*Exercise instructions:*
From the entries that follow, gather each line holding the word "Verfügung".
↓↓↓
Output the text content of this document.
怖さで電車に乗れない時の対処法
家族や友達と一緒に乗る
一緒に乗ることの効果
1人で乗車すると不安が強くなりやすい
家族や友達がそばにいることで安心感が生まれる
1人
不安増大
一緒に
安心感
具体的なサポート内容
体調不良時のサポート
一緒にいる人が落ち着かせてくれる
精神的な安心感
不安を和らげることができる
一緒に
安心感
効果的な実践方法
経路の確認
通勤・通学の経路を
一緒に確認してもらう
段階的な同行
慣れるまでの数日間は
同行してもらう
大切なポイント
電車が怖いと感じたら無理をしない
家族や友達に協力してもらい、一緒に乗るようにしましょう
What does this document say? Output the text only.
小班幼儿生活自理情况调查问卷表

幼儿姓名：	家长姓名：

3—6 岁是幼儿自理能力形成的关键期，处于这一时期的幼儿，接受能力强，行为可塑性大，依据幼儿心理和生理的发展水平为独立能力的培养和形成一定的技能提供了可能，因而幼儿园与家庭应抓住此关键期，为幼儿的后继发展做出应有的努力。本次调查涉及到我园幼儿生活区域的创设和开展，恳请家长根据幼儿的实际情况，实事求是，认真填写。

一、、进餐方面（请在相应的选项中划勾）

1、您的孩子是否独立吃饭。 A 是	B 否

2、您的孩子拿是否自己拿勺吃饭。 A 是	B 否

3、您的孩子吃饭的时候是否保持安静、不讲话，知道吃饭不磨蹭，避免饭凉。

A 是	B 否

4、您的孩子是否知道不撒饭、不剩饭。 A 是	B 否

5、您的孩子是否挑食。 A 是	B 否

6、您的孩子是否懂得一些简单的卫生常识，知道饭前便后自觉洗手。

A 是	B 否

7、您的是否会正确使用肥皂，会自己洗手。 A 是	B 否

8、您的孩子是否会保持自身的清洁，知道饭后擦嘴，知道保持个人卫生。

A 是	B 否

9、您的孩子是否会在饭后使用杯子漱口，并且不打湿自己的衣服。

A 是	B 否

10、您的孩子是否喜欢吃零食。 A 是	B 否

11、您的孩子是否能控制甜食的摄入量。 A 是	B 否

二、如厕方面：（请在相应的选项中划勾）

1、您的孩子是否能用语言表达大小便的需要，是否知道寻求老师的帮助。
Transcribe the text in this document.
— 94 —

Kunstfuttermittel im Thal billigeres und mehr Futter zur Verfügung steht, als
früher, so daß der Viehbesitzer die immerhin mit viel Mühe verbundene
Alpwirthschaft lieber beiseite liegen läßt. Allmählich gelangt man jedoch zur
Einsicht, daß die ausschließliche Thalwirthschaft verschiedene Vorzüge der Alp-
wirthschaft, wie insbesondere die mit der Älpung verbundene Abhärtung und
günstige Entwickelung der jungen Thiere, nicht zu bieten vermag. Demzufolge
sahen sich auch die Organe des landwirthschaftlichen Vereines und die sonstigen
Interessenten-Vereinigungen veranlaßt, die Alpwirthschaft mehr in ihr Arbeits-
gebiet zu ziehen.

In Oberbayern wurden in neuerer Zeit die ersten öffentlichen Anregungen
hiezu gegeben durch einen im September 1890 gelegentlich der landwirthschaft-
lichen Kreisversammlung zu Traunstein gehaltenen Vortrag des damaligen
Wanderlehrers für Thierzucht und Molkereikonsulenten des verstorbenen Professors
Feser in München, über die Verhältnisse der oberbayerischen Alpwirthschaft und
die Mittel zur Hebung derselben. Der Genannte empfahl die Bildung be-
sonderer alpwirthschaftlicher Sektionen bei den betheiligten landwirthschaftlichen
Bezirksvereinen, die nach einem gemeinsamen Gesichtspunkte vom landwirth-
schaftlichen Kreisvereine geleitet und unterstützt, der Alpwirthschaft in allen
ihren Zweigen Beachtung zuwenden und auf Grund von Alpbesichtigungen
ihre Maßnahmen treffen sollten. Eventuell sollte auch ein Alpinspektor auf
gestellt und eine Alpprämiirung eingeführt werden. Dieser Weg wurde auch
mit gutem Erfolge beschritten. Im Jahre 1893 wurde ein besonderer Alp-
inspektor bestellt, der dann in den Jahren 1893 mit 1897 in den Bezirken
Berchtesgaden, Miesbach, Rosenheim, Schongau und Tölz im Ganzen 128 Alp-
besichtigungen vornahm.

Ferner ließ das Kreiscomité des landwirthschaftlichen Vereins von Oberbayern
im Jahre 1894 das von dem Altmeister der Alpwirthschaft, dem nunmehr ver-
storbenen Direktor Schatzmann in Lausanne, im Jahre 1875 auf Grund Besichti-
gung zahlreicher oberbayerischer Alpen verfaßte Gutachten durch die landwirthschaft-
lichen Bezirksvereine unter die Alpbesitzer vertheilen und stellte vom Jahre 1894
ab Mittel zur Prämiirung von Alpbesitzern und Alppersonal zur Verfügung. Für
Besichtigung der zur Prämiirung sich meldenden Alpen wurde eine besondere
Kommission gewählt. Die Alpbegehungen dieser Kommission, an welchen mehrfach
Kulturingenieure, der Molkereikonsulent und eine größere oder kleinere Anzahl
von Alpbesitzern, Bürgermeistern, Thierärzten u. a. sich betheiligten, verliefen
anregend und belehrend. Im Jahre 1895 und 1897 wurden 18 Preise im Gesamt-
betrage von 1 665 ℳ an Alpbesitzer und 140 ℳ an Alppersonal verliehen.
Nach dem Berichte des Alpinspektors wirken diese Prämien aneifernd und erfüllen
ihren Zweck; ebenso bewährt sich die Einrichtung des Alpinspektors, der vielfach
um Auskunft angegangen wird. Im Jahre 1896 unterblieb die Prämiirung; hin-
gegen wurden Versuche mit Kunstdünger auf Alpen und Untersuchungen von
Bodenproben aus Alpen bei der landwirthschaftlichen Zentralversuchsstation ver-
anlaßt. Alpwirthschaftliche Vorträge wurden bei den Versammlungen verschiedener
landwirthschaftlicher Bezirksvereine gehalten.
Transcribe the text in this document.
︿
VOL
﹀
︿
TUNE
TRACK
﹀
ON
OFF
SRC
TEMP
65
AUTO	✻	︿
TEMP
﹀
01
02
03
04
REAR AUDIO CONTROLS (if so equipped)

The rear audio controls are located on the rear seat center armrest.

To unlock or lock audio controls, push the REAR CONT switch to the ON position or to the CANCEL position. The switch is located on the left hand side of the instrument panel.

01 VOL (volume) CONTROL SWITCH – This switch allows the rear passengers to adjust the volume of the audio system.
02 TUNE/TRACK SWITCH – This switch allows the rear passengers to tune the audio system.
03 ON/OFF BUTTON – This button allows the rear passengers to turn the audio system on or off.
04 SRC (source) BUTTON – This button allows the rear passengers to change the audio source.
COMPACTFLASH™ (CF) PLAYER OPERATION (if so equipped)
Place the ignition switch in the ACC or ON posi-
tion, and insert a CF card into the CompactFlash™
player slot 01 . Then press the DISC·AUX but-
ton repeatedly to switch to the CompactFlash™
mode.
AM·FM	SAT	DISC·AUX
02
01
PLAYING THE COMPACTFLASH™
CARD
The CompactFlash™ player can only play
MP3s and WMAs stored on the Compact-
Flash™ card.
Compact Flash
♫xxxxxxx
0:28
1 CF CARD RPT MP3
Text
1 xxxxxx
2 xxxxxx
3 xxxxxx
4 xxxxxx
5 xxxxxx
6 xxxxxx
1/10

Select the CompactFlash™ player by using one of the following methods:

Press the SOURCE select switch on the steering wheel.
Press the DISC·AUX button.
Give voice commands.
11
↑↑↑
*Problem solution:*
Kunstfuttermittel im Thal billigeres und mehr Futter zur Verfügung steht, als
ab Mittel zur Prämiirung von Alpbesitzern und Alppersonal zur Verfügung. Für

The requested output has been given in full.